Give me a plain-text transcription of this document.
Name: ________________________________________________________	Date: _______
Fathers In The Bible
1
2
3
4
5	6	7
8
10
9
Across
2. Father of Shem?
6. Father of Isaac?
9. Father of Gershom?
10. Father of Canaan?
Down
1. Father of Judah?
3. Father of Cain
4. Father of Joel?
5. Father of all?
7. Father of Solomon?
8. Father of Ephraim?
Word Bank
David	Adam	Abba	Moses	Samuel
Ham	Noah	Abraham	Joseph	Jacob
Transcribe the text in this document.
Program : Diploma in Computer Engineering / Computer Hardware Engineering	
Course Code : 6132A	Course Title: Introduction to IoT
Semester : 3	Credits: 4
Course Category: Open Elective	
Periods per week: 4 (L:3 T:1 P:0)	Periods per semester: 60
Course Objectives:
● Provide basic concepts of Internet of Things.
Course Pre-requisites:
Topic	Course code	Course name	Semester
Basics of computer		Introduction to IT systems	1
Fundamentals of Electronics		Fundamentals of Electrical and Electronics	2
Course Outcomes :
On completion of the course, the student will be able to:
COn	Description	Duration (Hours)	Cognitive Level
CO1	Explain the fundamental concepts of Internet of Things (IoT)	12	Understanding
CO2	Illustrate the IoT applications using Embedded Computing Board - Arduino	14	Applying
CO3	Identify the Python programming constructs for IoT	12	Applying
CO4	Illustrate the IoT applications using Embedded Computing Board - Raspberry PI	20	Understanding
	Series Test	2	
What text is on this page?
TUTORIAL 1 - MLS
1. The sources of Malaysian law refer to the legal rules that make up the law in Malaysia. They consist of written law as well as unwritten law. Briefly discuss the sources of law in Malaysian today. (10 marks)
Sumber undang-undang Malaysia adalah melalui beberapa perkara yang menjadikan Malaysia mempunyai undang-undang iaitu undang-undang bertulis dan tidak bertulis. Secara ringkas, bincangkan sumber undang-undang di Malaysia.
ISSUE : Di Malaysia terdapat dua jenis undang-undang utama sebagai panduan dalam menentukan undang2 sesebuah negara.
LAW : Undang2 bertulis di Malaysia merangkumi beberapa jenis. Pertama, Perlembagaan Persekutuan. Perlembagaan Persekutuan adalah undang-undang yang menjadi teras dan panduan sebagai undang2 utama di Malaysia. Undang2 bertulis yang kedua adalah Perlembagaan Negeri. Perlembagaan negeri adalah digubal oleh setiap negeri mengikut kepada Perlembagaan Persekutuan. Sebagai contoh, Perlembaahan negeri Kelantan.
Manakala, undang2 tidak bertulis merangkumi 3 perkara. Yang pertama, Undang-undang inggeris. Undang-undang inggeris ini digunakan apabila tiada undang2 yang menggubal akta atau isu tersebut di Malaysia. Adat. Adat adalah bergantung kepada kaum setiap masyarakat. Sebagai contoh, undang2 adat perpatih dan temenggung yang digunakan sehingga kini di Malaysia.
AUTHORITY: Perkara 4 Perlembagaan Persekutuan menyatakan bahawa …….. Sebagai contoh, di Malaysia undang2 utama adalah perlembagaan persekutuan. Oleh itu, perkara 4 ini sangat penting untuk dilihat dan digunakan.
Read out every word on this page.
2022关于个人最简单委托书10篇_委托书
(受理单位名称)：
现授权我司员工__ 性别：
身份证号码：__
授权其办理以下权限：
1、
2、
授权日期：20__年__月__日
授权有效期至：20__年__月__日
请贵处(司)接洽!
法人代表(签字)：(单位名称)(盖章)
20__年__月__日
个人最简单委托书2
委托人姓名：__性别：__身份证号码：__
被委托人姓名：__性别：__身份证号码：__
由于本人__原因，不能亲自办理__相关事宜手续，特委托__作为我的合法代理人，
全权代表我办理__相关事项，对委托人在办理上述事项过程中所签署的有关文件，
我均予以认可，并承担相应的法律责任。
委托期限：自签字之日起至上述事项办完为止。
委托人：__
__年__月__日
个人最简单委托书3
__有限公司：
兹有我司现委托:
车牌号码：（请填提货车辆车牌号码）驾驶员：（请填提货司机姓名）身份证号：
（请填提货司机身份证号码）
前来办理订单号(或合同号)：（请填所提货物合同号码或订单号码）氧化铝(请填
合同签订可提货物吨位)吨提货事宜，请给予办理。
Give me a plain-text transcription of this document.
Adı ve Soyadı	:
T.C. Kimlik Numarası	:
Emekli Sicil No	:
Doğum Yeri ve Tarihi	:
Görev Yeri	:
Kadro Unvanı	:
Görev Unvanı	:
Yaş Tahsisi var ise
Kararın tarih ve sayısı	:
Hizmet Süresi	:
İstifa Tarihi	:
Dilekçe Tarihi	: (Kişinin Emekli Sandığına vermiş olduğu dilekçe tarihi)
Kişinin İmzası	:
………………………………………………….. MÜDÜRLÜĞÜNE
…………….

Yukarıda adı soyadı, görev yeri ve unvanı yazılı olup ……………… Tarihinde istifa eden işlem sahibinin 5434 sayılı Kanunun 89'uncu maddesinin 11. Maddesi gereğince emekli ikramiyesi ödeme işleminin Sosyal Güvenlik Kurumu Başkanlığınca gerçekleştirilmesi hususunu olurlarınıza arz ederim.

• EXERCISE INSTRUCTIONS:
Show each line holding the word "contoh".

• CORRECT OUTPUT:
LAW : Undang2 bertulis di Malaysia merangkumi beberapa jenis. Pertama, Perlembagaan Persekutuan. Perlembagaan Persekutuan adalah undang-undang yang menjadi teras dan panduan sebagai undang2 utama di Malaysia. Undang2 bertulis yang kedua adalah Perlembagaan Negeri. Perlembagaan negeri adalah digubal oleh setiap negeri mengikut kepada Perlembagaan Persekutuan. Sebagai contoh, Perlembaahan negeri Kelantan.
Manakala, undang2 tidak bertulis merangkumi 3 perkara. Yang pertama, Undang-undang inggeris. Undang-undang inggeris ini digunakan apabila tiada undang2 yang menggubal akta atau isu tersebut di Malaysia. Adat. Adat adalah bergantung kepada kaum setiap masyarakat. Sebagai contoh, undang2 adat perpatih dan temenggung yang digunakan sehingga kini di Malaysia.
AUTHORITY: Perkara 4 Perlembagaan Persekutuan menyatakan bahawa …….. Sebagai contoh, di Malaysia undang2 utama adalah perlembagaan persekutuan. Oleh itu, perkara 4 ini sangat penting untuk dilihat dan digunakan.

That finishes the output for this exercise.